What you should do:
Copy out every line containing the word "this".
[Task input start]
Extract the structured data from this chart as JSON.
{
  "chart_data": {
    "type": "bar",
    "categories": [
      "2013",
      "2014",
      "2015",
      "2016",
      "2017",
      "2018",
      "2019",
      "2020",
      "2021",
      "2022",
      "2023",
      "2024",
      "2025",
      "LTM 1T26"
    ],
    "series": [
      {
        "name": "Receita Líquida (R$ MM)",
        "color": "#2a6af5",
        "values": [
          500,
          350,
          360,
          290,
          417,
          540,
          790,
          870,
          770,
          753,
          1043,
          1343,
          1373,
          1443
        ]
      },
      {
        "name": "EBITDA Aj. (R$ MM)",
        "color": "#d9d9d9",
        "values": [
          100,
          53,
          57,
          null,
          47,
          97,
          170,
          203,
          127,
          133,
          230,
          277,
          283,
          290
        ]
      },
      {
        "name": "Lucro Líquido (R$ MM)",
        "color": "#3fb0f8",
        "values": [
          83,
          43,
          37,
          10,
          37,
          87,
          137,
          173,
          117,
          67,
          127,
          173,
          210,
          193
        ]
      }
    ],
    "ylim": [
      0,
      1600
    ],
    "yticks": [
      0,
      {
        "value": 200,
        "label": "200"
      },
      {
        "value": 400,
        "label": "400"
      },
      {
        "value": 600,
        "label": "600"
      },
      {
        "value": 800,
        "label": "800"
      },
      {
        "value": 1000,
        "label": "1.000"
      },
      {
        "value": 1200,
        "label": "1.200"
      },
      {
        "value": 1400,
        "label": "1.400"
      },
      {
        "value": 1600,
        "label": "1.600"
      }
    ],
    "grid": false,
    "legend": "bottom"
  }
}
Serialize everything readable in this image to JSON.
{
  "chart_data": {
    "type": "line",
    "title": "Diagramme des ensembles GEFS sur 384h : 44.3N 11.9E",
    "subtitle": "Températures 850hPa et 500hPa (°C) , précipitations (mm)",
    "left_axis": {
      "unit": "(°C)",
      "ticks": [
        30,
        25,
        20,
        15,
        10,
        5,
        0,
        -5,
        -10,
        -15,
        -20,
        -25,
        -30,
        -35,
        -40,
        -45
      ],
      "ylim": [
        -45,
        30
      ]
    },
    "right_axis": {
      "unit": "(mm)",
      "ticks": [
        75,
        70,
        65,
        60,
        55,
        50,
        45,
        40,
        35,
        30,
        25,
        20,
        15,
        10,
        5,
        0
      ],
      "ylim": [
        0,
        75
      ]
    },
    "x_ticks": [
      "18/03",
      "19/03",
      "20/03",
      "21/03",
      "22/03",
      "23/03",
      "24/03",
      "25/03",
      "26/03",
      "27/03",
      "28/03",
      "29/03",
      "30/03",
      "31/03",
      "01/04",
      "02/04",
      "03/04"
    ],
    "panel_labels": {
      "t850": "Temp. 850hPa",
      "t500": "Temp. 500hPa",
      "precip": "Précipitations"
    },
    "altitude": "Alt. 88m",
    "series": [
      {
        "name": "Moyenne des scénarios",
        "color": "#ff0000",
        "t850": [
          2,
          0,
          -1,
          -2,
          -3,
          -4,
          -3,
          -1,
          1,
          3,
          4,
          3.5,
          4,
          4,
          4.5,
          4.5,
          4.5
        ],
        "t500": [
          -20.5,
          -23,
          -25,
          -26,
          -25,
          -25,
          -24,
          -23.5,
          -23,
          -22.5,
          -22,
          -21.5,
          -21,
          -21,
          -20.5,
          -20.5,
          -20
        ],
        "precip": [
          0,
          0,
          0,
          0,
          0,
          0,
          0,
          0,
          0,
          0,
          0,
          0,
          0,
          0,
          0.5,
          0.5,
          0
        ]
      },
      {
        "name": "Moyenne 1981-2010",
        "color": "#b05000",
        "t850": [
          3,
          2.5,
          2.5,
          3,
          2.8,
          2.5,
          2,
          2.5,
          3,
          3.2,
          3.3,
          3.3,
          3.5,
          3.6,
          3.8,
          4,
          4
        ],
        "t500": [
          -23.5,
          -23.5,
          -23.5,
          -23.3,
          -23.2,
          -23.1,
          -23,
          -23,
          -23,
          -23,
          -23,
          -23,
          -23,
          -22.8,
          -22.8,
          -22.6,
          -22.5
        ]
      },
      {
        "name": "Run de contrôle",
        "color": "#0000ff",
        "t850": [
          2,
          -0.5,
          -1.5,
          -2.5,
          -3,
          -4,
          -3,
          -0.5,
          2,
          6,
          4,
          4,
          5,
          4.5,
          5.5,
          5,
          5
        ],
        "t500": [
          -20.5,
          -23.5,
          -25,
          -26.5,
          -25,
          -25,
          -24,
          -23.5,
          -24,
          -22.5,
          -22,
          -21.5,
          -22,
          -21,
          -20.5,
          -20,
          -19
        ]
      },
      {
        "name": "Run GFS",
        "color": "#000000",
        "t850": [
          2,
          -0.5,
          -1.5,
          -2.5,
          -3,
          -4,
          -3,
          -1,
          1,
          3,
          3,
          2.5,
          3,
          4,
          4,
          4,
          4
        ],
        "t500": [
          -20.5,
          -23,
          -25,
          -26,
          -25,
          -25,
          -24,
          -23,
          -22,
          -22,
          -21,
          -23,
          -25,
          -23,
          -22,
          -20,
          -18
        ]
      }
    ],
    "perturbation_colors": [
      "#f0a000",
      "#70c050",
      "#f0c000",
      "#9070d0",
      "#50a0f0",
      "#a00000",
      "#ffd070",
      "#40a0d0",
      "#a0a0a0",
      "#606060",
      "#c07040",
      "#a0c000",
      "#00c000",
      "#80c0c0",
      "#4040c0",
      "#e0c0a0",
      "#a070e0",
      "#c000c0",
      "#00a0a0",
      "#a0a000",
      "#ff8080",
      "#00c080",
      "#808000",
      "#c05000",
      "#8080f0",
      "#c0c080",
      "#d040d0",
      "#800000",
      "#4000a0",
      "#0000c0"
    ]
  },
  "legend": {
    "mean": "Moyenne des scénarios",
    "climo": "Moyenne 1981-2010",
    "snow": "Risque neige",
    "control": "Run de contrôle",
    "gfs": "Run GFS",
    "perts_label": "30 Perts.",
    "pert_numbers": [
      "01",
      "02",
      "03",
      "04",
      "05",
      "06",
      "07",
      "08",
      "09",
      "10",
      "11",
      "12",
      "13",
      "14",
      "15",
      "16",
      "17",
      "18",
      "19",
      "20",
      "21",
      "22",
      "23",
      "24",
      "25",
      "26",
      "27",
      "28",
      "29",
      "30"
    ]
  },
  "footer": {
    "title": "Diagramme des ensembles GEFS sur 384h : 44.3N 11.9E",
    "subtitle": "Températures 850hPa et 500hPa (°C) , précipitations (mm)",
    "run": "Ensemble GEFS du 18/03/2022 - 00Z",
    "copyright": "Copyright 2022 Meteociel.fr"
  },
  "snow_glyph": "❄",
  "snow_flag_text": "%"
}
[Task input end]
Problem solution:
Extract the structured data from this chart as JSON.
Serialize everything readable in this image to JSON.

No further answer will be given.